--- BEGIN DATA FOR PROCESSING ---

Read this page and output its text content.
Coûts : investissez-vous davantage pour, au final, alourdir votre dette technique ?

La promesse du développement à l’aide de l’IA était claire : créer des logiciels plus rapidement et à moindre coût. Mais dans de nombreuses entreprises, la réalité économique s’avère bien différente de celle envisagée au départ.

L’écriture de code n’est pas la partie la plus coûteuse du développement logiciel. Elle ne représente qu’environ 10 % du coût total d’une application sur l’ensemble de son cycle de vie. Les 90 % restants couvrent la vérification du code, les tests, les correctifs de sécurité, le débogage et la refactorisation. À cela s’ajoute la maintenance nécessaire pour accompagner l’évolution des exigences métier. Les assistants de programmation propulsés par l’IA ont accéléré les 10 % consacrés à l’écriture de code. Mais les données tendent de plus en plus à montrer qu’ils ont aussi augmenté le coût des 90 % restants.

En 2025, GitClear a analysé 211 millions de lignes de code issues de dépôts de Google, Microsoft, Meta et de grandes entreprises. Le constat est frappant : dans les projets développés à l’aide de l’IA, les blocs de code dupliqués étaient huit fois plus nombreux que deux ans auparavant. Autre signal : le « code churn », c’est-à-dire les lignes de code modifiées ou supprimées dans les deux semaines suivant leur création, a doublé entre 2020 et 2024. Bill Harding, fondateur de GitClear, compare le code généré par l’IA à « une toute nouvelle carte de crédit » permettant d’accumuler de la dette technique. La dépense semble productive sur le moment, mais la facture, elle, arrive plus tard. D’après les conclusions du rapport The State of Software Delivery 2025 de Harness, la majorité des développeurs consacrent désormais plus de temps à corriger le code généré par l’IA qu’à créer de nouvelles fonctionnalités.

--- END DATA FOR PROCESSING ---

# [EXERCISE TASK]
Emit the full listing verbatim.

# [RESULT OF THE EXERCISE]
Read this page and output its text content.
Coûts : investissez-vous davantage pour, au final, alourdir votre dette technique ?

La promesse du développement à l’aide de l’IA était claire : créer des logiciels plus rapidement et à moindre coût. Mais dans de nombreuses entreprises, la réalité économique s’avère bien différente de celle envisagée au départ.

L’écriture de code n’est pas la partie la plus coûteuse du développement logiciel. Elle ne représente qu’environ 10 % du coût total d’une application sur l’ensemble de son cycle de vie. Les 90 % restants couvrent la vérification du code, les tests, les correctifs de sécurité, le débogage et la refactorisation. À cela s’ajoute la maintenance nécessaire pour accompagner l’évolution des exigences métier. Les assistants de programmation propulsés par l’IA ont accéléré les 10 % consacrés à l’écriture de code. Mais les données tendent de plus en plus à montrer qu’ils ont aussi augmenté le coût des 90 % restants.

En 2025, GitClear a analysé 211 millions de lignes de code issues de dépôts de Google, Microsoft, Meta et de grandes entreprises. Le constat est frappant : dans les projets développés à l’aide de l’IA, les blocs de code dupliqués étaient huit fois plus nombreux que deux ans auparavant. Autre signal : le « code churn », c’est-à-dire les lignes de code modifiées ou supprimées dans les deux semaines suivant leur création, a doublé entre 2020 et 2024. Bill Harding, fondateur de GitClear, compare le code généré par l’IA à « une toute nouvelle carte de crédit » permettant d’accumuler de la dette technique. La dépense semble productive sur le moment, mais la facture, elle, arrive plus tard. D’après les conclusions du rapport The State of Software Delivery 2025 de Harness, la majorité des développeurs consacrent désormais plus de temps à corriger le code généré par l’IA qu’à créer de nouvelles fonctionnalités.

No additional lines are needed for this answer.